「step-mold-label: Pencetakan adonan」を含む行で始まり「step-mix3-box: Pencampuran dan」を含む行で終わる部分を、一字も変えずに書き写すこと。最初と最後の行も含める。

◇ ◇ ◇ ◇ ◇ ◇ ◇

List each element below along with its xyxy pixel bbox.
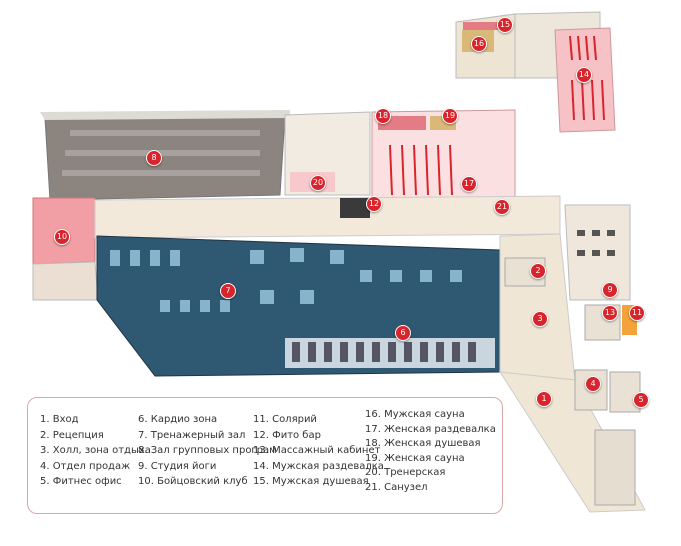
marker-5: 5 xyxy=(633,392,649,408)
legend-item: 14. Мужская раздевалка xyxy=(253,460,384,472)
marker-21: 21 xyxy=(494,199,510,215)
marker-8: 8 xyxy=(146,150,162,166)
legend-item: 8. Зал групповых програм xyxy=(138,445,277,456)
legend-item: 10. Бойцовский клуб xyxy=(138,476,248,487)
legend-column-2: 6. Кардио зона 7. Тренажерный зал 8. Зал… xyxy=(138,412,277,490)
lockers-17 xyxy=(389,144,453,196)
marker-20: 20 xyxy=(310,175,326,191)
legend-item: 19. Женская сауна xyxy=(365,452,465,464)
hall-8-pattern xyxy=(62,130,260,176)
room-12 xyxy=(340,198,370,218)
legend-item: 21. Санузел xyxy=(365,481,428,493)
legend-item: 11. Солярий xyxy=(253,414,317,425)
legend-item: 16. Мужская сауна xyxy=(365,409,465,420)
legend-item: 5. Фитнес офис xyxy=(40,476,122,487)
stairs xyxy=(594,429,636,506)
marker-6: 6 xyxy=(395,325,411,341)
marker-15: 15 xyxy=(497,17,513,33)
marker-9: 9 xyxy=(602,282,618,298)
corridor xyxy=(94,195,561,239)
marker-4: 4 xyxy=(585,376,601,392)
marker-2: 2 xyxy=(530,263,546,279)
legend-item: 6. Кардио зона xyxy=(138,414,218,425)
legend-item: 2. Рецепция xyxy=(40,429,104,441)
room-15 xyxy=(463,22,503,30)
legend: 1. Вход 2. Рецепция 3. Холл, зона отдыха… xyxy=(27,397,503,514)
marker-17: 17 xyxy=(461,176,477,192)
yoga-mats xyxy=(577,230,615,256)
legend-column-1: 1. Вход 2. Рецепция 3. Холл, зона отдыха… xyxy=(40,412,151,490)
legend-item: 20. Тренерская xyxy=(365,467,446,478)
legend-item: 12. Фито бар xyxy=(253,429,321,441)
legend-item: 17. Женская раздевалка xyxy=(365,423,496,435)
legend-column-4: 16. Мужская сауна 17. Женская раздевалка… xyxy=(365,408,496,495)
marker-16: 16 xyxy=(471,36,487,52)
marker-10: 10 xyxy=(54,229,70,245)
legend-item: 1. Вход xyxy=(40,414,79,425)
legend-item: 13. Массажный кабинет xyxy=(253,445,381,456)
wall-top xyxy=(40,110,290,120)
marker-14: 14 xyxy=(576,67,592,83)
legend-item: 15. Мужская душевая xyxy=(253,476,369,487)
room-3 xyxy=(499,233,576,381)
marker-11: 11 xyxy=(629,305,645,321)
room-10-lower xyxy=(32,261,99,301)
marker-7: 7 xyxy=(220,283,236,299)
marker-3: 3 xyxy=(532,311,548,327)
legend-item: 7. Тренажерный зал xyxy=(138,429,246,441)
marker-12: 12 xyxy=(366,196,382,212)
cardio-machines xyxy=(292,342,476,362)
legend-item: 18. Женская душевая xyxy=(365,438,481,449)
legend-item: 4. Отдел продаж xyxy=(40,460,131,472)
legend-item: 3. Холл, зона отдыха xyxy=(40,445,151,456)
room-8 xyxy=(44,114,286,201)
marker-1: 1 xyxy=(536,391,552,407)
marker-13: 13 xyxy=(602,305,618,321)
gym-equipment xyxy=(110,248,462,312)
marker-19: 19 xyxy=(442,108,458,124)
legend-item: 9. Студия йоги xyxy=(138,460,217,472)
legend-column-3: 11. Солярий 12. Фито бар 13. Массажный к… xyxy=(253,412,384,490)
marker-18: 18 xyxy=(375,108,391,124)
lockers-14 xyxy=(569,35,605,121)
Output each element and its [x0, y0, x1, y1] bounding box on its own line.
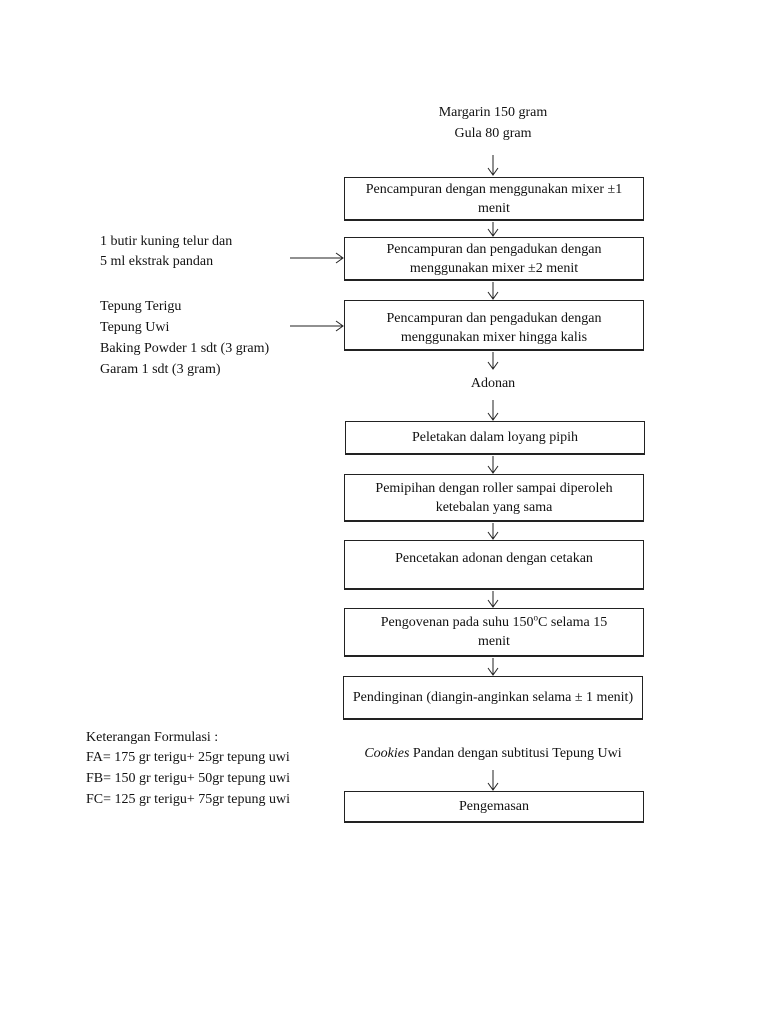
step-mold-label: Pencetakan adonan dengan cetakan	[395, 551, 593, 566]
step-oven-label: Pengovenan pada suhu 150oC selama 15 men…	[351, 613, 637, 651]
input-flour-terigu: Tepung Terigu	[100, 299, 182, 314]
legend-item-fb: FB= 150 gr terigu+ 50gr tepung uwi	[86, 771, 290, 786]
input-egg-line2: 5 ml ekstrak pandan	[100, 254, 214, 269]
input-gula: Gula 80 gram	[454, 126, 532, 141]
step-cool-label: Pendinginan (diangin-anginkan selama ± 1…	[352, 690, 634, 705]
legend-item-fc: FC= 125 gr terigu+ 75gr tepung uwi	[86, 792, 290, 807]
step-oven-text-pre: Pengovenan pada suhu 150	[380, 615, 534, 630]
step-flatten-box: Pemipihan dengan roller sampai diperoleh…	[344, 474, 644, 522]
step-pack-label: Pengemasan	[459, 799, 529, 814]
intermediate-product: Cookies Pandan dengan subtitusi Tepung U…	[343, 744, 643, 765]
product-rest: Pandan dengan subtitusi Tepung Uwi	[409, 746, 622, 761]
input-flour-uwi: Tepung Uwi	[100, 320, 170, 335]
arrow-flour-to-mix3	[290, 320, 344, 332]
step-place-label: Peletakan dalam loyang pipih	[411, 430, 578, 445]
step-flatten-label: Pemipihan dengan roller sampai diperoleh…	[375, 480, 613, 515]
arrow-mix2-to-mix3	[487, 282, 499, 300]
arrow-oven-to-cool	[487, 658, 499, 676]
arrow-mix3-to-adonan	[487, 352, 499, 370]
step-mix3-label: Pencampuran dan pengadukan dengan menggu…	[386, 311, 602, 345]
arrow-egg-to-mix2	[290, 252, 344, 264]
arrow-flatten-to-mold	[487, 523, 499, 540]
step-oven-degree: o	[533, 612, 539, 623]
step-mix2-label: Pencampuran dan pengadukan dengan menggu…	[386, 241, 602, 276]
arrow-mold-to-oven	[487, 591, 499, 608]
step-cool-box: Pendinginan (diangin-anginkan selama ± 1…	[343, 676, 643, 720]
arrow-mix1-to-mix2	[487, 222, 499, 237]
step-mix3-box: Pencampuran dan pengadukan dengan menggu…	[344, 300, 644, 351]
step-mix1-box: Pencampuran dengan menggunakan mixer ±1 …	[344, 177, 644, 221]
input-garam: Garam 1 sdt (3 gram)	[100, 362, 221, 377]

◇ ◇ ◇ ◇ ◇ ◇ ◇

• **課題の結果**
step-mold-label: Pencetakan adonan dengan cetakan	[395, 551, 593, 566]
step-oven-label: Pengovenan pada suhu 150oC selama 15 men…	[351, 613, 637, 651]
input-flour-terigu: Tepung Terigu	[100, 299, 182, 314]
legend-item-fb: FB= 150 gr terigu+ 50gr tepung uwi	[86, 771, 290, 786]
input-egg-line2: 5 ml ekstrak pandan	[100, 254, 214, 269]
input-gula: Gula 80 gram	[454, 126, 532, 141]
step-cool-label: Pendinginan (diangin-anginkan selama ± 1…	[352, 690, 634, 705]
legend-item-fc: FC= 125 gr terigu+ 75gr tepung uwi	[86, 792, 290, 807]
step-oven-text-pre: Pengovenan pada suhu 150	[380, 615, 534, 630]
step-flatten-box: Pemipihan dengan roller sampai diperoleh…	[344, 474, 644, 522]
step-pack-label: Pengemasan	[459, 799, 529, 814]
intermediate-product: Cookies Pandan dengan subtitusi Tepung U…	[343, 744, 643, 765]
product-rest: Pandan dengan subtitusi Tepung Uwi	[409, 746, 622, 761]
input-flour-uwi: Tepung Uwi	[100, 320, 170, 335]
arrow-flour-to-mix3	[290, 320, 344, 332]
step-place-label: Peletakan dalam loyang pipih	[411, 430, 578, 445]
step-flatten-label: Pemipihan dengan roller sampai diperoleh…	[375, 480, 613, 515]
arrow-mix2-to-mix3	[487, 282, 499, 300]
arrow-oven-to-cool	[487, 658, 499, 676]
arrow-mix3-to-adonan	[487, 352, 499, 370]
step-mix3-label: Pencampuran dan pengadukan dengan menggu…	[386, 311, 602, 345]
arrow-egg-to-mix2	[290, 252, 344, 264]
arrow-flatten-to-mold	[487, 523, 499, 540]
step-oven-degree: o	[533, 612, 539, 623]
step-mix2-label: Pencampuran dan pengadukan dengan menggu…	[386, 241, 602, 276]
arrow-mold-to-oven	[487, 591, 499, 608]
step-cool-box: Pendinginan (diangin-anginkan selama ± 1…	[343, 676, 643, 720]
arrow-mix1-to-mix2	[487, 222, 499, 237]
step-mix3-box: Pencampuran dan pengadukan dengan menggu…	[344, 300, 644, 351]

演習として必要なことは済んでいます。